== Stated exercise ==
Please render the records from the start through the line with "- type-heading-note: (check" as a JSON list of strings, one string per line, leaving out blank lines.

───

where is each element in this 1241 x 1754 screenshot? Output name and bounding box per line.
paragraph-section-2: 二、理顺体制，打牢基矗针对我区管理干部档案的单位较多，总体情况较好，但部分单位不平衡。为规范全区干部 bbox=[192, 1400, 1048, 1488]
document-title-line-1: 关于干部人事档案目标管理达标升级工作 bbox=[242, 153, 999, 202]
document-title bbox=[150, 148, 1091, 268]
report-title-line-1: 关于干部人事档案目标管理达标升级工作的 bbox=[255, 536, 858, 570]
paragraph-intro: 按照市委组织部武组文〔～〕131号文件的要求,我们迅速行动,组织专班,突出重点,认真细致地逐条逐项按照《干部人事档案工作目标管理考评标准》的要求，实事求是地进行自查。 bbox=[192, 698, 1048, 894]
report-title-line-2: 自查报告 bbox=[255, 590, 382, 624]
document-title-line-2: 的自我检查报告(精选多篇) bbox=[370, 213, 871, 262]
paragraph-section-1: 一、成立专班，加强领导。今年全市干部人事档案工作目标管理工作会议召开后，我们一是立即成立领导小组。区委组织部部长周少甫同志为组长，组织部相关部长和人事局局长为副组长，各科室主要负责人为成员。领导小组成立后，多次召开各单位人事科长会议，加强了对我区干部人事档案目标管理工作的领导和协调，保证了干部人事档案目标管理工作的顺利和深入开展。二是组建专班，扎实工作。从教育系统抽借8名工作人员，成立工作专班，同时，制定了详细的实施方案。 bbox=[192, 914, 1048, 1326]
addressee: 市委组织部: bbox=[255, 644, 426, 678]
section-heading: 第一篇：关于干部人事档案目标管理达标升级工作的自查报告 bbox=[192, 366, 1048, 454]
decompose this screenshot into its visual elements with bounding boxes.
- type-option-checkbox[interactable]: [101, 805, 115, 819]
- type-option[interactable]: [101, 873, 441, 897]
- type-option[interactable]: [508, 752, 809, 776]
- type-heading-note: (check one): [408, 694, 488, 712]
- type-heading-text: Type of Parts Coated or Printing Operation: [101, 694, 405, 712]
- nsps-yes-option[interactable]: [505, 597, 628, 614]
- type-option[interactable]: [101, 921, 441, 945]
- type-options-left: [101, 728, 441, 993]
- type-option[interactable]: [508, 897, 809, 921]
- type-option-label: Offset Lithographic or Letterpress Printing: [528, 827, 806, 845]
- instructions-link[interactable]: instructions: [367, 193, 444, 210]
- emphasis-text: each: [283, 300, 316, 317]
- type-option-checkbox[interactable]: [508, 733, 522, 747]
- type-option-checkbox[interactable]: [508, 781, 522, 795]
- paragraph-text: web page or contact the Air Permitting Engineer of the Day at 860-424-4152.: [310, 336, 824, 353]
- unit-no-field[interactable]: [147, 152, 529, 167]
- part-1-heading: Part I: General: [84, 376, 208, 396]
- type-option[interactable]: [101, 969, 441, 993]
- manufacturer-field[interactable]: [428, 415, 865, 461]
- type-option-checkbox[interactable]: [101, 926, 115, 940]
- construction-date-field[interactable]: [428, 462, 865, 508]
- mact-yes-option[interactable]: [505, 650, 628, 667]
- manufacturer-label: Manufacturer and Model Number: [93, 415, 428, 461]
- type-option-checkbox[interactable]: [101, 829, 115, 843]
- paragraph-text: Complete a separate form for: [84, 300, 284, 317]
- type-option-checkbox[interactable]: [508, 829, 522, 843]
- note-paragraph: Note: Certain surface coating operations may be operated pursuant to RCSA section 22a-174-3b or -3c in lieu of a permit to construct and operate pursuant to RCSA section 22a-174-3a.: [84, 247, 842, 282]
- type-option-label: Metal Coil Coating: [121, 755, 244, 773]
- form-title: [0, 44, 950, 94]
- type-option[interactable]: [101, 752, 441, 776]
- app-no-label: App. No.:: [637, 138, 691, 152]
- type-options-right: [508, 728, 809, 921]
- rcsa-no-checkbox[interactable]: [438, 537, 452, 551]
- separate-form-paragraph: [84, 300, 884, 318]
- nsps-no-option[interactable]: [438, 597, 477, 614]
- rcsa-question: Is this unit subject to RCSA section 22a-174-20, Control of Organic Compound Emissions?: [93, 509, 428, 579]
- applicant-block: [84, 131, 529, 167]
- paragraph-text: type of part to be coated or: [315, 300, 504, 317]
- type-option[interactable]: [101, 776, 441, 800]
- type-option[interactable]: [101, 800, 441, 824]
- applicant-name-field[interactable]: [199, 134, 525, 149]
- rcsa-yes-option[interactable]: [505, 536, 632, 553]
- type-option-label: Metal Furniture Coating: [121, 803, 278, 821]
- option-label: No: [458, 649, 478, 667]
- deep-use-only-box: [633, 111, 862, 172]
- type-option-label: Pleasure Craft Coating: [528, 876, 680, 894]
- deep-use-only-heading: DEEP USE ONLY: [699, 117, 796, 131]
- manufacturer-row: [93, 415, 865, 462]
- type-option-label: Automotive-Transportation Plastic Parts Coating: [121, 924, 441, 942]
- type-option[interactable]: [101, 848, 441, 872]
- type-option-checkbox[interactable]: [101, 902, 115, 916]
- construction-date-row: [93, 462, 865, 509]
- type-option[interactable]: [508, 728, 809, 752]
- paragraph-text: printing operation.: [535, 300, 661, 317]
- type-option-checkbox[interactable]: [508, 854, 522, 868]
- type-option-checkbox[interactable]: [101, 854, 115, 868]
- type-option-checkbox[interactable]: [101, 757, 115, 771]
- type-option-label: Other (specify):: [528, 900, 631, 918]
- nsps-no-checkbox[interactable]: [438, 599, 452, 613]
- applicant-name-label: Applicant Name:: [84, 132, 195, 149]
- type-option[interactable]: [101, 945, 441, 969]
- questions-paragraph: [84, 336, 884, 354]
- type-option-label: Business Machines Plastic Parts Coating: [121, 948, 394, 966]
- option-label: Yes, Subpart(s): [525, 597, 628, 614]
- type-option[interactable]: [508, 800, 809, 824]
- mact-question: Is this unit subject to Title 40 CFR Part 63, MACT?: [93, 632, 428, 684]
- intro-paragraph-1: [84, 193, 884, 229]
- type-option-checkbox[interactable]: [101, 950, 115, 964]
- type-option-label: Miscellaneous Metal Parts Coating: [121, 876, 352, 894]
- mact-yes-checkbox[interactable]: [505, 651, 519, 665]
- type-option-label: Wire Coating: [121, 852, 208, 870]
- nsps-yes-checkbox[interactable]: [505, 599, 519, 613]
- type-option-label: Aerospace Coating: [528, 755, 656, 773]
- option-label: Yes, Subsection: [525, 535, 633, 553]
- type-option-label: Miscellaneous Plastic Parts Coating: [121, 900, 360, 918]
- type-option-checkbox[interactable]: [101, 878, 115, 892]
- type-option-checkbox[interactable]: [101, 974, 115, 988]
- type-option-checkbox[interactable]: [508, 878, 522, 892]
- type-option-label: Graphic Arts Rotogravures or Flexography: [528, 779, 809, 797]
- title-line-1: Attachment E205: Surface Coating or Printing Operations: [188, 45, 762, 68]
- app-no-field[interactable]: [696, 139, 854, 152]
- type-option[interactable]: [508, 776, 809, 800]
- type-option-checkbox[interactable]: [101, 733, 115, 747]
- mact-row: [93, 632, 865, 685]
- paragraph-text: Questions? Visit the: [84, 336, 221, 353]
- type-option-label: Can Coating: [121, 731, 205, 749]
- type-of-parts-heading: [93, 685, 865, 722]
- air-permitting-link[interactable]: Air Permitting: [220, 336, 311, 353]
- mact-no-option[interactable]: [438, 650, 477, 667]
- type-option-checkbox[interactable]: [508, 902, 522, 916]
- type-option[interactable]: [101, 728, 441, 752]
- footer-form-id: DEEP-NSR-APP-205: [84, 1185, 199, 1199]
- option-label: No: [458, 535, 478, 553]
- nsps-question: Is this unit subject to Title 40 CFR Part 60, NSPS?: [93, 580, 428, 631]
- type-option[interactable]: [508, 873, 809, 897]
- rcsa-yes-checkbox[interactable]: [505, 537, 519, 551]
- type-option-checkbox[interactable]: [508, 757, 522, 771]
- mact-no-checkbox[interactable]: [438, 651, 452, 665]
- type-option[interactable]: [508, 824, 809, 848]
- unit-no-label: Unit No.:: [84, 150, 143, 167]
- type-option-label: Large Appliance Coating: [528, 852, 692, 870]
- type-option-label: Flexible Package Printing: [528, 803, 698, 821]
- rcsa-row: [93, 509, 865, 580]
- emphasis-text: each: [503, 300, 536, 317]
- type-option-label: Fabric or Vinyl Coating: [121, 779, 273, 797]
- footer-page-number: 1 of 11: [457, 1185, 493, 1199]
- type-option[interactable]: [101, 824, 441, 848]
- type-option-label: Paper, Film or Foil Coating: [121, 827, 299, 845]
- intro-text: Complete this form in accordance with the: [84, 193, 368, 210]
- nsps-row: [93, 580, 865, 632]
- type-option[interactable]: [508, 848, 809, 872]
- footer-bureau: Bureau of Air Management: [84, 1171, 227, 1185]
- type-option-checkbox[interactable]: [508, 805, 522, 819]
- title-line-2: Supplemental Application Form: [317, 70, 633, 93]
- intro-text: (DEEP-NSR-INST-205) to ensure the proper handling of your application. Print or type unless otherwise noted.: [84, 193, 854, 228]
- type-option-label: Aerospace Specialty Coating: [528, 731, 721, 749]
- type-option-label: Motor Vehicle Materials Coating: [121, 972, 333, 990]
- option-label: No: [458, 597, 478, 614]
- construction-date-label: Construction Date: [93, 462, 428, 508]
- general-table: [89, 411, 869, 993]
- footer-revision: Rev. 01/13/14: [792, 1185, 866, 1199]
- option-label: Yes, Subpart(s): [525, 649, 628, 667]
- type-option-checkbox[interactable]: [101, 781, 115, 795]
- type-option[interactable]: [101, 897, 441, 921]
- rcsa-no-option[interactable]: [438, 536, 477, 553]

───

== Complete output ==
[
  "where is each element in this 1241 x 1754 screenshot? Output name and bounding box per line.",
  "paragraph-section-2: 二、理顺体制，打牢基矗针对我区管理干部档案的单位较多，总体情况较好，但部分单位不平衡。为规范全区干部 bbox=[192, 1400, 1048, 1488]",
  "document-title-line-1: 关于干部人事档案目标管理达标升级工作 bbox=[242, 153, 999, 202]",
  "document-title bbox=[150, 148, 1091, 268]",
  "report-title-line-1: 关于干部人事档案目标管理达标升级工作的 bbox=[255, 536, 858, 570]",
  "paragraph-intro: 按照市委组织部武组文〔～〕131号文件的要求,我们迅速行动,组织专班,突出重点,认真细致地逐条逐项按照《干部人事档案工作目标管理考评标准》的要求，实事求是地进行自查。 bbox=[192, 698, 1048, 894]",
  "report-title-line-2: 自查报告 bbox=[255, 590, 382, 624]",
  "document-title-line-2: 的自我检查报告(精选多篇) bbox=[370, 213, 871, 262]",
  "paragraph-section-1: 一、成立专班，加强领导。今年全市干部人事档案工作目标管理工作会议召开后，我们一是立即成立领导小组。区委组织部部长周少甫同志为组长，组织部相关部长和人事局局长为副组长，各科室主要负责人为成员。领导小组成立后，多次召开各单位人事科长会议，加强了对我区干部人事档案目标管理工作的领导和协调，保证了干部人事档案目标管理工作的顺利和深入开展。二是组建专班，扎实工作。从教育系统抽借8名工作人员，成立工作专班，同时，制定了详细的实施方案。 bbox=[192, 914, 1048, 1326]",
  "addressee: 市委组织部: bbox=[255, 644, 426, 678]",
  "section-heading: 第一篇：关于干部人事档案目标管理达标升级工作的自查报告 bbox=[192, 366, 1048, 454]",
  "decompose this screenshot into its visual elements with bounding boxes.",
  "- type-option-checkbox[interactable]: [101, 805, 115, 819]",
  "- type-option[interactable]: [101, 873, 441, 897]",
  "- type-option[interactable]: [508, 752, 809, 776]",
  "- type-heading-note: (check one): [408, 694, 488, 712]"
]